Task: Restate the records below word for word.

Recorded data:
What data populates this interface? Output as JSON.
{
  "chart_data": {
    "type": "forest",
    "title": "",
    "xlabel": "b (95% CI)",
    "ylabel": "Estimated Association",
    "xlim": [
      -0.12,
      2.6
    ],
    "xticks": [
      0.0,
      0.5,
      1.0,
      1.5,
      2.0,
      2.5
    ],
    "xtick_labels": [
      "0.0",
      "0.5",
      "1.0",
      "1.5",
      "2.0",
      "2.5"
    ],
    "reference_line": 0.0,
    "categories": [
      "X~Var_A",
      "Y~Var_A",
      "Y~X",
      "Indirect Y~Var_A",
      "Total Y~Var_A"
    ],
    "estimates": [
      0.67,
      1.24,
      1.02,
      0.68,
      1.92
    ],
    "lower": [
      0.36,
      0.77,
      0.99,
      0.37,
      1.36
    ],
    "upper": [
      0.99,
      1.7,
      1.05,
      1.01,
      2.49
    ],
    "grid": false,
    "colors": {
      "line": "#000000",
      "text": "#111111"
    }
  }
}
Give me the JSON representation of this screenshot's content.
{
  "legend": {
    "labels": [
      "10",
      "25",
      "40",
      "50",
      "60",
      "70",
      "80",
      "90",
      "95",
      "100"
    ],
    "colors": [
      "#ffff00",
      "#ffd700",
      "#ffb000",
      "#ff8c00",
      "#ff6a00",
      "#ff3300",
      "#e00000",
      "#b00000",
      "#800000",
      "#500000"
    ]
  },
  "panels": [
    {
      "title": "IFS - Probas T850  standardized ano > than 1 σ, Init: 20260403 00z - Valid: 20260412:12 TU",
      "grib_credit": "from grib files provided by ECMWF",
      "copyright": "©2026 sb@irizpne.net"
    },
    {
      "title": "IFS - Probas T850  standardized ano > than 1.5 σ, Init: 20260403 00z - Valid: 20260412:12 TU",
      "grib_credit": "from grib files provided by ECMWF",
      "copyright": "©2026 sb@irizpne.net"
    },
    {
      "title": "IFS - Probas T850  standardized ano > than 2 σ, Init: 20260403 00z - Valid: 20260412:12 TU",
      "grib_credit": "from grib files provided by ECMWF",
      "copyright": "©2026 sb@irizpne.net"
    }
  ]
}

Correct answer:
What data populates this interface? Output as JSON.
{
  "chart_data": {
    "type": "forest",
    "title": "",
    "xlabel": "b (95% CI)",
    "ylabel": "Estimated Association",
    "xlim": [
      -0.12,
      2.6
    ],
    "xticks": [
      0.0,
      0.5,
      1.0,
      1.5,
      2.0,
      2.5
    ],
    "xtick_labels": [
      "0.0",
      "0.5",
      "1.0",
      "1.5",
      "2.0",
      "2.5"
    ],
    "reference_line": 0.0,
    "categories": [
      "X~Var_A",
      "Y~Var_A",
      "Y~X",
      "Indirect Y~Var_A",
      "Total Y~Var_A"
    ],
    "estimates": [
      0.67,
      1.24,
      1.02,
      0.68,
      1.92
    ],
    "lower": [
      0.36,
      0.77,
      0.99,
      0.37,
      1.36
    ],
    "upper": [
      0.99,
      1.7,
      1.05,
      1.01,
      2.49
    ],
    "grid": false,
    "colors": {
      "line": "#000000",
      "text": "#111111"
    }
  }
}
Give me the JSON representation of this screenshot's content.
{
  "legend": {
    "labels": [
      "10",
      "25",
      "40",
      "50",
      "60",
      "70",
      "80",
      "90",
      "95",
      "100"
    ],
    "colors": [
      "#ffff00",
      "#ffd700",
      "#ffb000",
      "#ff8c00",
      "#ff6a00",
      "#ff3300",
      "#e00000",
      "#b00000",
      "#800000",
      "#500000"
    ]
  },
  "panels": [
    {
      "title": "IFS - Probas T850  standardized ano > than 1 σ, Init: 20260403 00z - Valid: 20260412:12 TU",
      "grib_credit": "from grib files provided by ECMWF",
      "copyright": "©2026 sb@irizpne.net"
    },
    {
      "title": "IFS - Probas T850  standardized ano > than 1.5 σ, Init: 20260403 00z - Valid: 20260412:12 TU",
      "grib_credit": "from grib files provided by ECMWF",
      "copyright": "©2026 sb@irizpne.net"
    },
    {
      "title": "IFS - Probas T850  standardized ano > than 2 σ, Init: 20260403 00z - Valid: 20260412:12 TU",
      "grib_credit": "from grib files provided by ECMWF",
      "copyright": "©2026 sb@irizpne.net"
    }
  ]
}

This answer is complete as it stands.